━━━━━ RECORDS FOR THIS TASK
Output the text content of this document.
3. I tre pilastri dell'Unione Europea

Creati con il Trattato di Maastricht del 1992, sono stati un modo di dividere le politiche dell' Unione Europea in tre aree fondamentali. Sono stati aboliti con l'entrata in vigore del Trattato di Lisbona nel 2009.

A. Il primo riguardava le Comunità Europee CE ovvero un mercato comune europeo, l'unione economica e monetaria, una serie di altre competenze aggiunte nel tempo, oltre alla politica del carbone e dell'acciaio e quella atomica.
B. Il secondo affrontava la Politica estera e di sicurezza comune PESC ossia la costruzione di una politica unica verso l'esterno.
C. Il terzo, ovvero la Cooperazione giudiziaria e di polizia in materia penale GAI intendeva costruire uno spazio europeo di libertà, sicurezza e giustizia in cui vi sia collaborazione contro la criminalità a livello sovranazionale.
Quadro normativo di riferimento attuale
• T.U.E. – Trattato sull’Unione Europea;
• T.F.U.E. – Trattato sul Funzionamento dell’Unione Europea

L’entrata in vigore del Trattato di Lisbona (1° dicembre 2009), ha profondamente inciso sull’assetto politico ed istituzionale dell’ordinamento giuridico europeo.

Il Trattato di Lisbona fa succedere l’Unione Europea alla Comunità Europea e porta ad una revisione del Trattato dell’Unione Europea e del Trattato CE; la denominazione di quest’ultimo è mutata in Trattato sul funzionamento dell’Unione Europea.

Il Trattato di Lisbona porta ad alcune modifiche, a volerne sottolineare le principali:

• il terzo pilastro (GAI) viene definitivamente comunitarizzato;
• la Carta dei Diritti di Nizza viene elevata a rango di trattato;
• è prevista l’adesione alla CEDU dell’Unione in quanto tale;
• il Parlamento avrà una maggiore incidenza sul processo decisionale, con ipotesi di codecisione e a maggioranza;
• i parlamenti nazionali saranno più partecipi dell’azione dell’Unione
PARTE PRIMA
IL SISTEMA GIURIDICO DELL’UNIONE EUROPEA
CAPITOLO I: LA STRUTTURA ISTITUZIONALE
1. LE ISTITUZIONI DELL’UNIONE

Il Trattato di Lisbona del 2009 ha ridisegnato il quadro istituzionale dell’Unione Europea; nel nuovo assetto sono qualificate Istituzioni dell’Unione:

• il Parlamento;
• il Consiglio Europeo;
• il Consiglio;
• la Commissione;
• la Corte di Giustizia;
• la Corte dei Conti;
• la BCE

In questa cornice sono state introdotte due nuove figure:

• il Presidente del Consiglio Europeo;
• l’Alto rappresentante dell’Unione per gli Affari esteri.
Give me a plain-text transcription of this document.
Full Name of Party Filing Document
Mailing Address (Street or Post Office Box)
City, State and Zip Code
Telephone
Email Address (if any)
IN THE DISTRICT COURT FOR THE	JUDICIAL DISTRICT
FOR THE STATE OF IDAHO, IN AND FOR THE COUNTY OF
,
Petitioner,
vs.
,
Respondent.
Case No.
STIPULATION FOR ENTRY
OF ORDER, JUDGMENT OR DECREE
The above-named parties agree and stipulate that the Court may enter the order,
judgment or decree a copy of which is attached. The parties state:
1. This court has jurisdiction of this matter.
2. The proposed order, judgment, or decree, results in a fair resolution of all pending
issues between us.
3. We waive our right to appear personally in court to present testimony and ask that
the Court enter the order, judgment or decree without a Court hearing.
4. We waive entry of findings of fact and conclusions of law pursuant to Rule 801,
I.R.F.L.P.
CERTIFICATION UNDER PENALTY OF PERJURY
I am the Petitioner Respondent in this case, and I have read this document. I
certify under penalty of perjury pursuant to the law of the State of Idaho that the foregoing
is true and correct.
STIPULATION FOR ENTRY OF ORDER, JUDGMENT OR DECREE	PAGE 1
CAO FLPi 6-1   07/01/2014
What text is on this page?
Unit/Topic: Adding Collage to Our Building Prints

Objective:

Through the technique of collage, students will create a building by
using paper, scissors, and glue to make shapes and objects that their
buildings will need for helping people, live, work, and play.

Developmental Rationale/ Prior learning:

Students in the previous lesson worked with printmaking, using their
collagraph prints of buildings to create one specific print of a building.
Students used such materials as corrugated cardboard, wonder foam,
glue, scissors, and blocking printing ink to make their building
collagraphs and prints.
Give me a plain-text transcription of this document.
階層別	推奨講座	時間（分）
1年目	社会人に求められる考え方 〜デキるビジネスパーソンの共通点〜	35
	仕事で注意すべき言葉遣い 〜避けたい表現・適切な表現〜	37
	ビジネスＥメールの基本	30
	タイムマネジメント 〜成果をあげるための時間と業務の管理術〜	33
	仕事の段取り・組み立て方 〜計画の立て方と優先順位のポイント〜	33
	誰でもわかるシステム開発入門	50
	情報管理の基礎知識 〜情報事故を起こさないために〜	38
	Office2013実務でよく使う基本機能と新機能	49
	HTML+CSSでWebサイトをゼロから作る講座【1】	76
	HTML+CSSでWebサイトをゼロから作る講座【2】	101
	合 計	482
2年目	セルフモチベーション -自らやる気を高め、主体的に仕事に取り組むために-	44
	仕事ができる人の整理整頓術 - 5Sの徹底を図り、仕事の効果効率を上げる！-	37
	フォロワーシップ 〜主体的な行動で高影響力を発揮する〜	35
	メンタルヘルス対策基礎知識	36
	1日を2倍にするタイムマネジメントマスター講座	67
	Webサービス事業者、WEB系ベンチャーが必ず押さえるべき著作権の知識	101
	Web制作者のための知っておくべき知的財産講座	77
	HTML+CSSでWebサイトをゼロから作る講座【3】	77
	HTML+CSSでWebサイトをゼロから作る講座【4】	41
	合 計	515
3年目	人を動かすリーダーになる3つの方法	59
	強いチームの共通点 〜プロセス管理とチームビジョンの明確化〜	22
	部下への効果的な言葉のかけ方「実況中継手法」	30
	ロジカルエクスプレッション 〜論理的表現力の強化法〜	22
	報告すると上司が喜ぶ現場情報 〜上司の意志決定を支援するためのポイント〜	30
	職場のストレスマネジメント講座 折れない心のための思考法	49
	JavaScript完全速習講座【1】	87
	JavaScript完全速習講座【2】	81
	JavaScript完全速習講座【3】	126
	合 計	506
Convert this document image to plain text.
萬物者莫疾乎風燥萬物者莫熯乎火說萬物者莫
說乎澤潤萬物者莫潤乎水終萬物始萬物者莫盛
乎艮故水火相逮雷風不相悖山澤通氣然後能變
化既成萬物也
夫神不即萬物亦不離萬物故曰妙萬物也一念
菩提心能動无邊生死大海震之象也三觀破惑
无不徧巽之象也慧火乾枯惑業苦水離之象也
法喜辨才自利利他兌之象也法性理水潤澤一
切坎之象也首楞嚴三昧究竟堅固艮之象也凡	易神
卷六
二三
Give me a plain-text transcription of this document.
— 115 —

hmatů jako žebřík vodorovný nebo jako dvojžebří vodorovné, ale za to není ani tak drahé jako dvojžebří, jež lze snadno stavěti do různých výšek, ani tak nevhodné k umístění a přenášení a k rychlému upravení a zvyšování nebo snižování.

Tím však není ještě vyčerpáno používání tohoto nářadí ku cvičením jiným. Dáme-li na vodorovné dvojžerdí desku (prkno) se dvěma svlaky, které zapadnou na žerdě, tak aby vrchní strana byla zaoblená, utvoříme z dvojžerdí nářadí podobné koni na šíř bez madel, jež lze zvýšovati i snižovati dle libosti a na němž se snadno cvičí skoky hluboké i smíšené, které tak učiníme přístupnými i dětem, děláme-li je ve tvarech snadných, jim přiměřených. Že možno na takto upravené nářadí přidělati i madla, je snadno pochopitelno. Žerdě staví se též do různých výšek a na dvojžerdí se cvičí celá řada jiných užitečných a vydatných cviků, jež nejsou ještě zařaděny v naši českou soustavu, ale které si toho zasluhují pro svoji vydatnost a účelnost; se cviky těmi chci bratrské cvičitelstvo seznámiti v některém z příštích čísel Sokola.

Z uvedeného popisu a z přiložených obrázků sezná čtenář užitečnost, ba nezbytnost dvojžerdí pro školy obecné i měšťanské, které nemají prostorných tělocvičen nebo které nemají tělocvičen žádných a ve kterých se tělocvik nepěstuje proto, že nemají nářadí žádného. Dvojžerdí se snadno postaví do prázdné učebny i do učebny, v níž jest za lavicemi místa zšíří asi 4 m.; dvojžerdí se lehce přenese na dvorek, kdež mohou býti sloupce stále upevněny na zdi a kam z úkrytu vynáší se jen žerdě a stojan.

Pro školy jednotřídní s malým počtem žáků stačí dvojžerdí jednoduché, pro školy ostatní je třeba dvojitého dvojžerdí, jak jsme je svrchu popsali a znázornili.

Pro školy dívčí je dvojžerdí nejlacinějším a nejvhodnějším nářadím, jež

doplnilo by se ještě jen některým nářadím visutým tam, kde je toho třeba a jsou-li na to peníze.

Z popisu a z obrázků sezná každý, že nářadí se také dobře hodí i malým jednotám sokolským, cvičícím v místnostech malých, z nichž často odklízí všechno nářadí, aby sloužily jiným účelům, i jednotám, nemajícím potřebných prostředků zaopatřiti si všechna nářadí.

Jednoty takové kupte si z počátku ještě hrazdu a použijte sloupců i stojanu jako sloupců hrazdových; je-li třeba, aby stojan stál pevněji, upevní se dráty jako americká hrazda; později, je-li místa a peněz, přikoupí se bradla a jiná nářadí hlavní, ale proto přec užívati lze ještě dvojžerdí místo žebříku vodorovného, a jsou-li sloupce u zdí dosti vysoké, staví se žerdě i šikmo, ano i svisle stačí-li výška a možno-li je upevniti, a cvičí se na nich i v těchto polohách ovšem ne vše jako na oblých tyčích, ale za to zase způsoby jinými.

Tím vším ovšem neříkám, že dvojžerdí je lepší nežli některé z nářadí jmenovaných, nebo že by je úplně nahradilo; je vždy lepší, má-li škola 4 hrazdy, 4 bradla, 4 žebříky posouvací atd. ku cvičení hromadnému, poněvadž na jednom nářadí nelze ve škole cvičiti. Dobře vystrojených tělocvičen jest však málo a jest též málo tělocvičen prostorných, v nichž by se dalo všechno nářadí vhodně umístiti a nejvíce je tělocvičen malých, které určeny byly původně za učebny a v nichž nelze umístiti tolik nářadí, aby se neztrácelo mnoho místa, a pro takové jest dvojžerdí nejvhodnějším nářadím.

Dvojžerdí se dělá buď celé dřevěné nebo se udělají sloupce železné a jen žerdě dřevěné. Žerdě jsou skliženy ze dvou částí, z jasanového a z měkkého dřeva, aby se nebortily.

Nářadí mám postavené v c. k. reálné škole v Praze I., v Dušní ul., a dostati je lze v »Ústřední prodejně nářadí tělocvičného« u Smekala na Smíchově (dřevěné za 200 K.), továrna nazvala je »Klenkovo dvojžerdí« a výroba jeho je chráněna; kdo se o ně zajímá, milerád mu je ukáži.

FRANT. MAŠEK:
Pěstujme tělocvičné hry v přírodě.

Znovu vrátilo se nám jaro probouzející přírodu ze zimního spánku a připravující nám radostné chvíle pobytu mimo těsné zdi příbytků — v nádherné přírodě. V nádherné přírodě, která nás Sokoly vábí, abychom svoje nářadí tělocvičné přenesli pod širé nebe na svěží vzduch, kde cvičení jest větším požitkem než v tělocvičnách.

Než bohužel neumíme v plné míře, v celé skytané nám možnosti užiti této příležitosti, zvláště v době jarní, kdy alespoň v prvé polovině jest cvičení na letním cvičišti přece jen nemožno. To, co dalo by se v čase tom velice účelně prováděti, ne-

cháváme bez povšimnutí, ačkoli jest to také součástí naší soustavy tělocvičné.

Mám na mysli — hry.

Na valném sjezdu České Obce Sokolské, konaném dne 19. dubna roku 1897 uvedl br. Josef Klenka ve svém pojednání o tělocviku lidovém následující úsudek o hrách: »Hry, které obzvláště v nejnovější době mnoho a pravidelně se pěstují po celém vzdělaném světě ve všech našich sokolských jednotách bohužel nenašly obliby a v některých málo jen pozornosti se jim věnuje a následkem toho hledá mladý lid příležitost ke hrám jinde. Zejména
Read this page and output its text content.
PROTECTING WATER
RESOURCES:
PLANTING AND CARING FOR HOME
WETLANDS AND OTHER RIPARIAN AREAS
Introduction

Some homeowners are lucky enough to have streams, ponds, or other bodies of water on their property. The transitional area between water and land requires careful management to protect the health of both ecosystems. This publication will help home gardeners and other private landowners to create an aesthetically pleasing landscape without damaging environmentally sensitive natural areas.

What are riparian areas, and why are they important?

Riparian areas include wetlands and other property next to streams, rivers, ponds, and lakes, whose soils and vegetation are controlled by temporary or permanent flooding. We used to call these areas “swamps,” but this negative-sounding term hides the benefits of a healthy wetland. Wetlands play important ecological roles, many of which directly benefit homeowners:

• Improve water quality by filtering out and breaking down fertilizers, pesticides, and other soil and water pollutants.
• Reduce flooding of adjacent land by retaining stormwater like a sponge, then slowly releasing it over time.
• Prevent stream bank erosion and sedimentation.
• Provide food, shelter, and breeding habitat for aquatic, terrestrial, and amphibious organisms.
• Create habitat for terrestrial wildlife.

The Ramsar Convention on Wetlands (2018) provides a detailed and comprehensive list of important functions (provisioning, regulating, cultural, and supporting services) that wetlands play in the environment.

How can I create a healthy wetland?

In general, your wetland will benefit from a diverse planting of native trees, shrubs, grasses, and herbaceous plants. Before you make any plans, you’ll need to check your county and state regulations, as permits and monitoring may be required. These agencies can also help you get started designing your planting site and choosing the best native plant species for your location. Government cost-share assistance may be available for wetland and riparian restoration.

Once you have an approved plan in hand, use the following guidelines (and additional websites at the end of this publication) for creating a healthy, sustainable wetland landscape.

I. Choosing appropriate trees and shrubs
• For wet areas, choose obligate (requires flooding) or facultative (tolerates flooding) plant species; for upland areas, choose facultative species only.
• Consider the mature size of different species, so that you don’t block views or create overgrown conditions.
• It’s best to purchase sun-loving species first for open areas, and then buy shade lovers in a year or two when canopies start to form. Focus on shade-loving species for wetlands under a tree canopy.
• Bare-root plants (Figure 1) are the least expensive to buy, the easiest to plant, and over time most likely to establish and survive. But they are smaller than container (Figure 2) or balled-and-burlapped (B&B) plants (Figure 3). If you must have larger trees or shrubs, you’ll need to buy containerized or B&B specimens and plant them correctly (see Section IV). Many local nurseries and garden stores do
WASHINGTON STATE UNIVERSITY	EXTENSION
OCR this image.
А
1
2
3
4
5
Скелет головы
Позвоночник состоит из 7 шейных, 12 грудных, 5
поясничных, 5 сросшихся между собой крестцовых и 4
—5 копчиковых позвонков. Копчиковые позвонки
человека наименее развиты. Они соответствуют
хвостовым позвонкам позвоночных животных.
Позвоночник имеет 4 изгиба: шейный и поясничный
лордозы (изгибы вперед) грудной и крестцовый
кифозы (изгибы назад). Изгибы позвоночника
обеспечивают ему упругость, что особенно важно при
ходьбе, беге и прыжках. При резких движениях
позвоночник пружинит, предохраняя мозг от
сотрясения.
━━━━━━━━━━
SET PROBLEM
Only the lines from the one that contains "OCR this image." to the end of the data should be output, exactly as they appear.

TASK RESULT
OCR this image.
А
1
2
3
4
5
Скелет головы
Позвоночник состоит из 7 шейных, 12 грудных, 5
поясничных, 5 сросшихся между собой крестцовых и 4
—5 копчиковых позвонков. Копчиковые позвонки
человека наименее развиты. Они соответствуют
хвостовым позвонкам позвоночных животных.
Позвоночник имеет 4 изгиба: шейный и поясничный
лордозы (изгибы вперед) грудной и крестцовый
кифозы (изгибы назад). Изгибы позвоночника
обеспечивают ему упругость, что особенно важно при
ходьбе, беге и прыжках. При резких движениях
позвоночник пружинит, предохраняя мозг от
сотрясения.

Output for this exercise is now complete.